## Exercise
Print out every line, exactly as written.

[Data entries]
↓

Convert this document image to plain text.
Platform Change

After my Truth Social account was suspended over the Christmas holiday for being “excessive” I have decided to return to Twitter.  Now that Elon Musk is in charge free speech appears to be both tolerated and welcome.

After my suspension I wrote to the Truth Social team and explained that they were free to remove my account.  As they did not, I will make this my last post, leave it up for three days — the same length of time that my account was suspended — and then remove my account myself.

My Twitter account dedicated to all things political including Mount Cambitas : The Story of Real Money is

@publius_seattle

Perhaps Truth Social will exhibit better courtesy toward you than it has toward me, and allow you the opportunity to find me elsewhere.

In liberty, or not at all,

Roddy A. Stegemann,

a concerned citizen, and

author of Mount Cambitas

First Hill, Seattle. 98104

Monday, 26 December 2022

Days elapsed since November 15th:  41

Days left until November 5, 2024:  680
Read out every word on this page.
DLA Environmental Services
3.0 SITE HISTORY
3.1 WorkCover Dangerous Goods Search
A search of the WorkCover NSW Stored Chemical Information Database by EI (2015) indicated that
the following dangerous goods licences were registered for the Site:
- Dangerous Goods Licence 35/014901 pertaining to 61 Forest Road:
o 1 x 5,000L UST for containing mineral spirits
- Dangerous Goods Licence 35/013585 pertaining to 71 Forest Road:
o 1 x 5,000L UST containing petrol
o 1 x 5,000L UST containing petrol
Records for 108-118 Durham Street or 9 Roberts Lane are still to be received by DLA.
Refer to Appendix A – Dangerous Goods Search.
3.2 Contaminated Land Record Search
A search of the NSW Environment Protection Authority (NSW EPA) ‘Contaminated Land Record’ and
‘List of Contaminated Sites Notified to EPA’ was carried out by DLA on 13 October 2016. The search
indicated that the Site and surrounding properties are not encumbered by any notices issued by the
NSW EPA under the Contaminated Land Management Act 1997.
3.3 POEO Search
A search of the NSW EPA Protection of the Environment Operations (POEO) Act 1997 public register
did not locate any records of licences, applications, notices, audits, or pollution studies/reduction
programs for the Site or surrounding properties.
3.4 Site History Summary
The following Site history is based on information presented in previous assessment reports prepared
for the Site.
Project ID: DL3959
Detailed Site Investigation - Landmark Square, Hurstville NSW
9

↑

## Result of this task
Convert this document image to plain text.
Platform Change

After my Truth Social account was suspended over the Christmas holiday for being “excessive” I have decided to return to Twitter.  Now that Elon Musk is in charge free speech appears to be both tolerated and welcome.

After my suspension I wrote to the Truth Social team and explained that they were free to remove my account.  As they did not, I will make this my last post, leave it up for three days — the same length of time that my account was suspended — and then remove my account myself.

My Twitter account dedicated to all things political including Mount Cambitas : The Story of Real Money is

@publius_seattle

Perhaps Truth Social will exhibit better courtesy toward you than it has toward me, and allow you the opportunity to find me elsewhere.

In liberty, or not at all,

Roddy A. Stegemann,

a concerned citizen, and

author of Mount Cambitas

First Hill, Seattle. 98104

Monday, 26 December 2022

Days elapsed since November 15th:  41

Days left until November 5, 2024:  680
Read out every word on this page.
DLA Environmental Services
3.0 SITE HISTORY
3.1 WorkCover Dangerous Goods Search
A search of the WorkCover NSW Stored Chemical Information Database by EI (2015) indicated that
the following dangerous goods licences were registered for the Site:
- Dangerous Goods Licence 35/014901 pertaining to 61 Forest Road:
o 1 x 5,000L UST for containing mineral spirits
- Dangerous Goods Licence 35/013585 pertaining to 71 Forest Road:
o 1 x 5,000L UST containing petrol
o 1 x 5,000L UST containing petrol
Records for 108-118 Durham Street or 9 Roberts Lane are still to be received by DLA.
Refer to Appendix A – Dangerous Goods Search.
3.2 Contaminated Land Record Search
A search of the NSW Environment Protection Authority (NSW EPA) ‘Contaminated Land Record’ and
‘List of Contaminated Sites Notified to EPA’ was carried out by DLA on 13 October 2016. The search
indicated that the Site and surrounding properties are not encumbered by any notices issued by the
NSW EPA under the Contaminated Land Management Act 1997.
3.3 POEO Search
A search of the NSW EPA Protection of the Environment Operations (POEO) Act 1997 public register
did not locate any records of licences, applications, notices, audits, or pollution studies/reduction
programs for the Site or surrounding properties.
3.4 Site History Summary
The following Site history is based on information presented in previous assessment reports prepared
for the Site.
Project ID: DL3959
Detailed Site Investigation - Landmark Square, Hurstville NSW
9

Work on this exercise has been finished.